[Entries taken from a collection]
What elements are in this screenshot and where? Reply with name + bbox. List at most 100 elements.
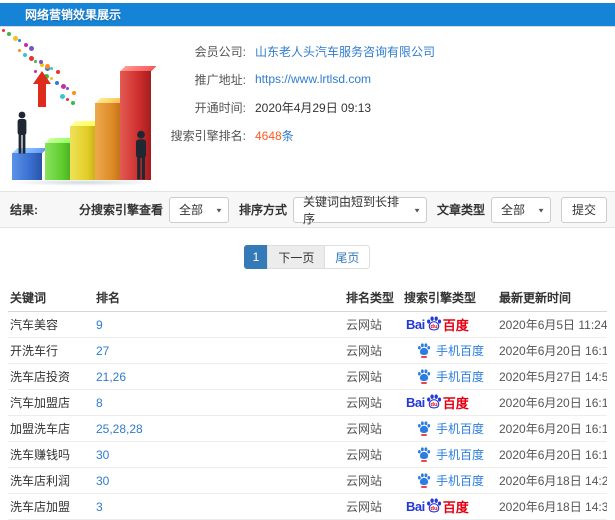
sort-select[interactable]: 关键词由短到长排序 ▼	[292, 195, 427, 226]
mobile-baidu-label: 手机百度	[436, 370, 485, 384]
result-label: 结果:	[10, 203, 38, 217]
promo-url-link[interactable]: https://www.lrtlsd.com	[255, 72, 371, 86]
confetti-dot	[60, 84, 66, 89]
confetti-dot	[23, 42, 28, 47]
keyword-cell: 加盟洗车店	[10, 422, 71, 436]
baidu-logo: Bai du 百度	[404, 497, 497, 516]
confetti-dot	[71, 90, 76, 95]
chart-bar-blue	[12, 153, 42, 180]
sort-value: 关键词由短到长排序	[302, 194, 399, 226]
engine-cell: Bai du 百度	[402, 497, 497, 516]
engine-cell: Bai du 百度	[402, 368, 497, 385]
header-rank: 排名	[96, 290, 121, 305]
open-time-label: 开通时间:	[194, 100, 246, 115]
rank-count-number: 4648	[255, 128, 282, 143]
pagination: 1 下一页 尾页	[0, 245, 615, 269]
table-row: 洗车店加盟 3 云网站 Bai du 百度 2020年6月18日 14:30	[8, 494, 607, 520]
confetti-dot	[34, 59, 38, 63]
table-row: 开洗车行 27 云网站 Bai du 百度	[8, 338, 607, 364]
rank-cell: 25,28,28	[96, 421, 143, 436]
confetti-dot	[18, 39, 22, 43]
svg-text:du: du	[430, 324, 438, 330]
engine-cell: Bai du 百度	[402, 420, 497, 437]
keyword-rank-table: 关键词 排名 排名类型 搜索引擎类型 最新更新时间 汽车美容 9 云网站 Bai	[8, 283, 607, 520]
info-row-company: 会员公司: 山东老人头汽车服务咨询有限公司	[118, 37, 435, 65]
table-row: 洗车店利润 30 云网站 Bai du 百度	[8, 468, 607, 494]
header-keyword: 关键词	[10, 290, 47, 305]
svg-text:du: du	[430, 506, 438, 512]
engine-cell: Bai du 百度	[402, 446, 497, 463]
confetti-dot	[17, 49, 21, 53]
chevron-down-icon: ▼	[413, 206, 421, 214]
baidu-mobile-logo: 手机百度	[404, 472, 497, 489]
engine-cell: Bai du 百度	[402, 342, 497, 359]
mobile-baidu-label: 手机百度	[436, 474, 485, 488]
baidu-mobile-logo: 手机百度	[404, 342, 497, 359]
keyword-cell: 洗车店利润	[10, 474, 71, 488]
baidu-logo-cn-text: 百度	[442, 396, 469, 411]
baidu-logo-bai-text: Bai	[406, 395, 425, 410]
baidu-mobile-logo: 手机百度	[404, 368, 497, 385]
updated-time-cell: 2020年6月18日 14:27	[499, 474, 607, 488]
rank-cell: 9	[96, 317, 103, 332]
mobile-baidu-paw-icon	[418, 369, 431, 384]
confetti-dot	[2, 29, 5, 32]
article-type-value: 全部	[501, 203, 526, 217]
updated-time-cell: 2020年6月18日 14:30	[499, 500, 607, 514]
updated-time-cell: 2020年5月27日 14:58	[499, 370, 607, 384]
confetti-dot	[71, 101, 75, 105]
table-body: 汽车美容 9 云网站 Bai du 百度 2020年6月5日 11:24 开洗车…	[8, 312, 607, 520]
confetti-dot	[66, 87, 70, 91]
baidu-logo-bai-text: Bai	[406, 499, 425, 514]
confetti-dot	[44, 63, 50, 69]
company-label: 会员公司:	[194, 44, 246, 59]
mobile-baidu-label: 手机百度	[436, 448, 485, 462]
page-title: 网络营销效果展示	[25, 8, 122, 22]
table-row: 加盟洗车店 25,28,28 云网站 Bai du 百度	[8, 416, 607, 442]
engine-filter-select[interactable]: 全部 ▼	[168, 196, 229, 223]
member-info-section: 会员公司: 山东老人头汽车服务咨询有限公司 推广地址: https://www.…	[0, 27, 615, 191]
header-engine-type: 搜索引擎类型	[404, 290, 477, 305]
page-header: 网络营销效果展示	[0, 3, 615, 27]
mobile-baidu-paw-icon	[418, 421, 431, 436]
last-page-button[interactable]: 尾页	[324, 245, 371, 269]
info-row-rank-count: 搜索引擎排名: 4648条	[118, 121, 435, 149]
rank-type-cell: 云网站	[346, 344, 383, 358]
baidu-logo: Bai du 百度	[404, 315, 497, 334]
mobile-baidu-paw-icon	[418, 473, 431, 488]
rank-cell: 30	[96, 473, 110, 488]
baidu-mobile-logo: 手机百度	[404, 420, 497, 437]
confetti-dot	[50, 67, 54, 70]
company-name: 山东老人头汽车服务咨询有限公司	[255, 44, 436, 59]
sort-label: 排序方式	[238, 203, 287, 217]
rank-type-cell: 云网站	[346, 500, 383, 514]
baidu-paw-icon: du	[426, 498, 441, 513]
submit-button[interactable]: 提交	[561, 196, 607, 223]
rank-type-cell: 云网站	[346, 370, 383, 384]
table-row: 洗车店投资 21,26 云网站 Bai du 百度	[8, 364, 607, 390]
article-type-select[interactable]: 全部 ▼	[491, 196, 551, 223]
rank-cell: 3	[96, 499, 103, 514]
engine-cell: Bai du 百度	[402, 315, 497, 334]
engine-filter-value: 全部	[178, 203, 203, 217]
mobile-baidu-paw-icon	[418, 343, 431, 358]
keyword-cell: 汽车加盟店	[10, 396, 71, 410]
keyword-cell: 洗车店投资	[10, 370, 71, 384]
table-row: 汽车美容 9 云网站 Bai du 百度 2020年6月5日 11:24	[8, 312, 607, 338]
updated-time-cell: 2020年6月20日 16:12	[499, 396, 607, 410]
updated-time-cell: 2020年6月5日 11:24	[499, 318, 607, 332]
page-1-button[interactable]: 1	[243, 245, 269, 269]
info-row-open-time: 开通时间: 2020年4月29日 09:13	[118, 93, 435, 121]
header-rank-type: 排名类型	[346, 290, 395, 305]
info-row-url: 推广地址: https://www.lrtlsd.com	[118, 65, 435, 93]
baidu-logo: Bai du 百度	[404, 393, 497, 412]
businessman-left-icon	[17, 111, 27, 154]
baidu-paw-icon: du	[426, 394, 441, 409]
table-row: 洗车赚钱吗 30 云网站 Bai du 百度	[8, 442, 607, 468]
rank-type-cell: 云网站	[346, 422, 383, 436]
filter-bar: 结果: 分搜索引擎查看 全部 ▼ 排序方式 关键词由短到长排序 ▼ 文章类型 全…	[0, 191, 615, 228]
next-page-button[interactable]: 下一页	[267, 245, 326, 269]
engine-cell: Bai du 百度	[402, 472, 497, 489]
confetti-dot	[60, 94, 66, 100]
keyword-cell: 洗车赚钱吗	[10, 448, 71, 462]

...

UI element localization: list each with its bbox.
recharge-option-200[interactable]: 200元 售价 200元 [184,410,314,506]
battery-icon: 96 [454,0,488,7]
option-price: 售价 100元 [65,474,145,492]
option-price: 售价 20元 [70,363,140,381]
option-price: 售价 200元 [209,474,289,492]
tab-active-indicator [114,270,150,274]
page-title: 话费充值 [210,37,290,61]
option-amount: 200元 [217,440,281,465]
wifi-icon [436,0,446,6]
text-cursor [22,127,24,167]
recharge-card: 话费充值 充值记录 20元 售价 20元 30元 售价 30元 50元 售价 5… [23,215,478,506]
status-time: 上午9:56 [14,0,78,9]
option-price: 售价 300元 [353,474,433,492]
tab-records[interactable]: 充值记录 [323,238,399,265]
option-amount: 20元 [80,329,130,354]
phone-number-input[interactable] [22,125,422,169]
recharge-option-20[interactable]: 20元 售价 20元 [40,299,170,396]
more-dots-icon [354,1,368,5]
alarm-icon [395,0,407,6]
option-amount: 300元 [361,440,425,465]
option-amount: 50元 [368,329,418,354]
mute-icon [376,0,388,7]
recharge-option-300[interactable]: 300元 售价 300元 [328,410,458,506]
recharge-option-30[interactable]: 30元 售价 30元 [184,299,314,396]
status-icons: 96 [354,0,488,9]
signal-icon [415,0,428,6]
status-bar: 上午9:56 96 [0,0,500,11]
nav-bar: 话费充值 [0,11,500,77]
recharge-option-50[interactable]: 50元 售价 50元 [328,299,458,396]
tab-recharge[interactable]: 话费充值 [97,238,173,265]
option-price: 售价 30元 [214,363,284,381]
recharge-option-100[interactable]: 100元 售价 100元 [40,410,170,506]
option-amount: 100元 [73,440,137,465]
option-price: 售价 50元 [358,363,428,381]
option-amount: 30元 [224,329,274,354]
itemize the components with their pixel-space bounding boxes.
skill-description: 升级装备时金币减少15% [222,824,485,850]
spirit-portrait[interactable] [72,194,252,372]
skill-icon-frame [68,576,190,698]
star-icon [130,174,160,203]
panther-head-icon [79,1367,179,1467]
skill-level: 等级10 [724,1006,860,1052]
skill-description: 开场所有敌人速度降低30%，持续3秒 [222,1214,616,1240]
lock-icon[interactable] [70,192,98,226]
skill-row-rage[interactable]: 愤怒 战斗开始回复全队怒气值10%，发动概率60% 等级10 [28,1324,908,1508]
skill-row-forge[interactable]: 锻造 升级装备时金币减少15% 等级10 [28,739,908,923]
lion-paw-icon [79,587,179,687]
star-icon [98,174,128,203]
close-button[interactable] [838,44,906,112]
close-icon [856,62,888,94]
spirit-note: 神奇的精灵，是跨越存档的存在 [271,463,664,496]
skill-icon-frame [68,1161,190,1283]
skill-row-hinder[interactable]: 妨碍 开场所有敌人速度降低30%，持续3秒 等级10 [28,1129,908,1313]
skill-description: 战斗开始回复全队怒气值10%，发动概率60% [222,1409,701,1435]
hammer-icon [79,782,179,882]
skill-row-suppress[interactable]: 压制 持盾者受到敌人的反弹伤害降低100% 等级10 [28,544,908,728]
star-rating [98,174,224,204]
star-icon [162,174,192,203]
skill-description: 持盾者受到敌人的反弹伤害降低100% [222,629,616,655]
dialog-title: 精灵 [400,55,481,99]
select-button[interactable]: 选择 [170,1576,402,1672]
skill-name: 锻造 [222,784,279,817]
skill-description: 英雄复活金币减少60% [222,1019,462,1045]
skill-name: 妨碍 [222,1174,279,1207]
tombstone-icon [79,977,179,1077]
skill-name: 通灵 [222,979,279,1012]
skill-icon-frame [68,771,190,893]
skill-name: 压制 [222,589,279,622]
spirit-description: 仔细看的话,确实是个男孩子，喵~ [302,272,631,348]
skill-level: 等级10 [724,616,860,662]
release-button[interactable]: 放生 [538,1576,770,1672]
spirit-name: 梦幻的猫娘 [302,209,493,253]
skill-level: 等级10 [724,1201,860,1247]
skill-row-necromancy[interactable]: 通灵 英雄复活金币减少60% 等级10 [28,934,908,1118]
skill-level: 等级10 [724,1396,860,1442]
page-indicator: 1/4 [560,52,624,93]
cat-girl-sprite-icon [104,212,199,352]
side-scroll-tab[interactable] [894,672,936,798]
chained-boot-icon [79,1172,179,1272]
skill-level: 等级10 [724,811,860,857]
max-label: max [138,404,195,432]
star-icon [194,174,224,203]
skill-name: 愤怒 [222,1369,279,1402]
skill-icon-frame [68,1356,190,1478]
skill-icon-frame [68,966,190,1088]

--

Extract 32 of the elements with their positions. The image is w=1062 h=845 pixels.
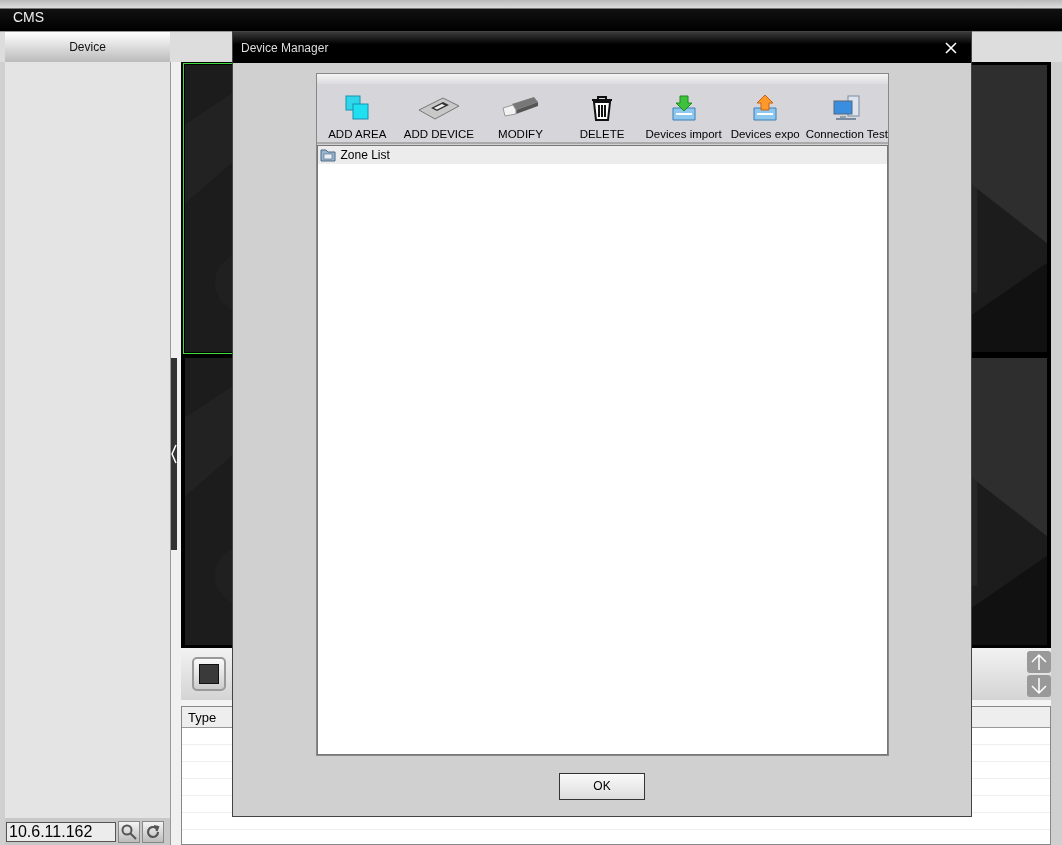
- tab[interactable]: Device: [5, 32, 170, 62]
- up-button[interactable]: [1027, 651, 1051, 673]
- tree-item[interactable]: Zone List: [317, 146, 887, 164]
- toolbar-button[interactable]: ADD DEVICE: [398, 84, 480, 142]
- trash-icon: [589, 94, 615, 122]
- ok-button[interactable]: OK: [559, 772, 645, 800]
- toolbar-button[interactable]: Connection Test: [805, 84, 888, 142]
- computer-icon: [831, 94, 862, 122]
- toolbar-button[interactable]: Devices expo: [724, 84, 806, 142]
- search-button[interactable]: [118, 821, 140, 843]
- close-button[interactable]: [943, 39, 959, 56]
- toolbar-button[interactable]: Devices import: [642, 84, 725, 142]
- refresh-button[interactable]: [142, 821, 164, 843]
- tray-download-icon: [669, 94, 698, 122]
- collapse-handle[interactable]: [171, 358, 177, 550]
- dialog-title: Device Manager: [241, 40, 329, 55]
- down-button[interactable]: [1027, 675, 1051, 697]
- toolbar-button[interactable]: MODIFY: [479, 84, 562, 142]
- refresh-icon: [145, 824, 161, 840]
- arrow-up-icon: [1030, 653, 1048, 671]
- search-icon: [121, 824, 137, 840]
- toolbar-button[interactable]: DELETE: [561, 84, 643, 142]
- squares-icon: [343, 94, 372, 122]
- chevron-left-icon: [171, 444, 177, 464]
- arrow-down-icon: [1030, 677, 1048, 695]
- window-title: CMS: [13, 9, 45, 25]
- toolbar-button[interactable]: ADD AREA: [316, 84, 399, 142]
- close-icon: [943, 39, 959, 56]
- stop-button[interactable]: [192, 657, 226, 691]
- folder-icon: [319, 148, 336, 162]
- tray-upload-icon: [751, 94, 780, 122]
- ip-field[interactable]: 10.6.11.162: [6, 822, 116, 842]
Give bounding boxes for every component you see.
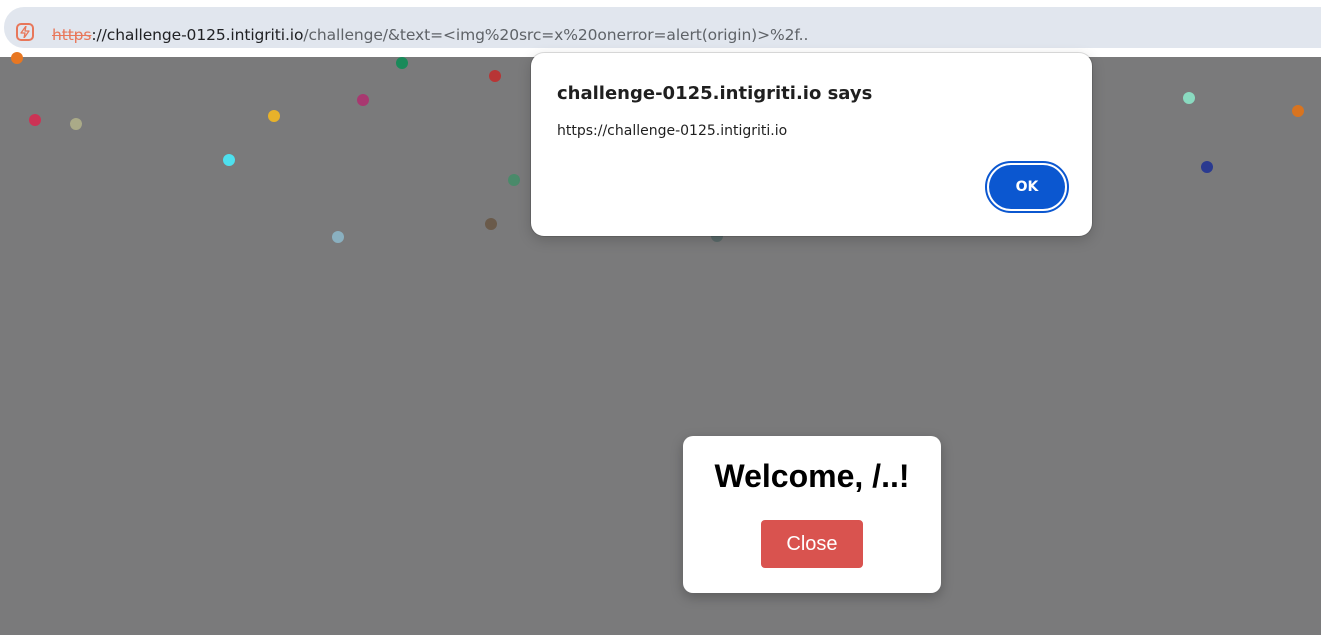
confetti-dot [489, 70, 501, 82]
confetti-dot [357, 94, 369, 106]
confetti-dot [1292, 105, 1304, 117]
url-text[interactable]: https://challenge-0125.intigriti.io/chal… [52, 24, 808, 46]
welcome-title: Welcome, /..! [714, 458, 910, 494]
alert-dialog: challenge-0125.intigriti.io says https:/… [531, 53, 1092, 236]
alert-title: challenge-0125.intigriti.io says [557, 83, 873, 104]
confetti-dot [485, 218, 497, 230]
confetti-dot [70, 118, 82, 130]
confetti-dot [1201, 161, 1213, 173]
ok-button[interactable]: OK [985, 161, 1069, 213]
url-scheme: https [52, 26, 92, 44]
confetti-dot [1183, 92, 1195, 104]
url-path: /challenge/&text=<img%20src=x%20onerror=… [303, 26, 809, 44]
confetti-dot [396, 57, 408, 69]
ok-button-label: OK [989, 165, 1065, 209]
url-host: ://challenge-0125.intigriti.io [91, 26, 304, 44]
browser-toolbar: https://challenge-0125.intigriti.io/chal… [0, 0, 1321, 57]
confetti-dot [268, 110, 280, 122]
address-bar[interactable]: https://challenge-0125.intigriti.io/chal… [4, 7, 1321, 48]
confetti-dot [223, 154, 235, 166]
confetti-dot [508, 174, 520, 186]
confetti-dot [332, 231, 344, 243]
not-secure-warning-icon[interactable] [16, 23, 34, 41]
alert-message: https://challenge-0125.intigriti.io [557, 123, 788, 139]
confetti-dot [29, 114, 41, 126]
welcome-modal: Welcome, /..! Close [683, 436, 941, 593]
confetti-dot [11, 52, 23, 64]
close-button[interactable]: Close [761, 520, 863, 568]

# Instructions for the task:
Please put the lines of the records into a numbered list, starting at the line that contains "195, 427, 226]" and ending at the line that contains "474, 71, 488]", with any blank lines left out.

# Answer to the task:
1. sort-select[interactable]: 关键词由短到长排序 ▼	[292, 195, 427, 226]
2. mobile-baidu-label: 手机百度	[436, 370, 485, 384]
3. result-label: 结果:	[10, 203, 38, 217]
4. promo-url-link[interactable]: https://www.lrtlsd.com	[255, 72, 371, 86]
5. confetti-dot	[60, 84, 66, 89]
6. confetti-dot	[23, 42, 28, 47]
7. keyword-cell: 加盟洗车店	[10, 422, 71, 436]
8. baidu-logo: Bai du 百度	[404, 497, 497, 516]
9. confetti-dot	[71, 90, 76, 95]
10. chart-bar-blue	[12, 153, 42, 180]
11. sort-value: 关键词由短到长排序	[302, 194, 399, 226]
12. engine-cell: Bai du 百度	[402, 497, 497, 516]
13. engine-cell: Bai du 百度	[402, 368, 497, 385]
14. header-rank: 排名	[96, 290, 121, 305]
15. open-time-label: 开通时间:	[194, 100, 246, 115]
16. rank-count-number: 4648	[255, 128, 282, 143]
17. pagination: 1 下一页 尾页	[0, 245, 615, 269]
18. table-row: 洗车店加盟 3 云网站 Bai du 百度 2020年6月18日 14:30	[8, 494, 607, 520]
19. confetti-dot	[34, 59, 38, 63]
20. table-row: 开洗车行 27 云网站 Bai du 百度	[8, 338, 607, 364]
21. rank-cell: 25,28,28	[96, 421, 143, 436]
22. confetti-dot	[18, 39, 22, 43]
23. svg-text:du: du	[430, 324, 438, 330]
24. engine-cell: Bai du 百度	[402, 420, 497, 437]
25. keyword-rank-table: 关键词 排名 排名类型 搜索引擎类型 最新更新时间 汽车美容 9 云网站 Bai	[8, 283, 607, 520]
26. info-row-company: 会员公司: 山东老人头汽车服务咨询有限公司	[118, 37, 435, 65]
27. table-row: 洗车店利润 30 云网站 Bai du 百度	[8, 468, 607, 494]
28. header-keyword: 关键词	[10, 290, 47, 305]
29. svg-text:du: du	[430, 506, 438, 512]
30. engine-cell: Bai du 百度	[402, 446, 497, 463]
31. confetti-dot	[17, 49, 21, 53]
32. chevron-down-icon: ▼	[413, 206, 421, 214]
33. baidu-mobile-logo: 手机百度	[404, 472, 497, 489]
34. engine-cell: Bai du 百度	[402, 342, 497, 359]
35. mobile-baidu-label: 手机百度	[436, 474, 485, 488]
36. baidu-mobile-logo: 手机百度	[404, 342, 497, 359]
37. keyword-cell: 洗车店利润	[10, 474, 71, 488]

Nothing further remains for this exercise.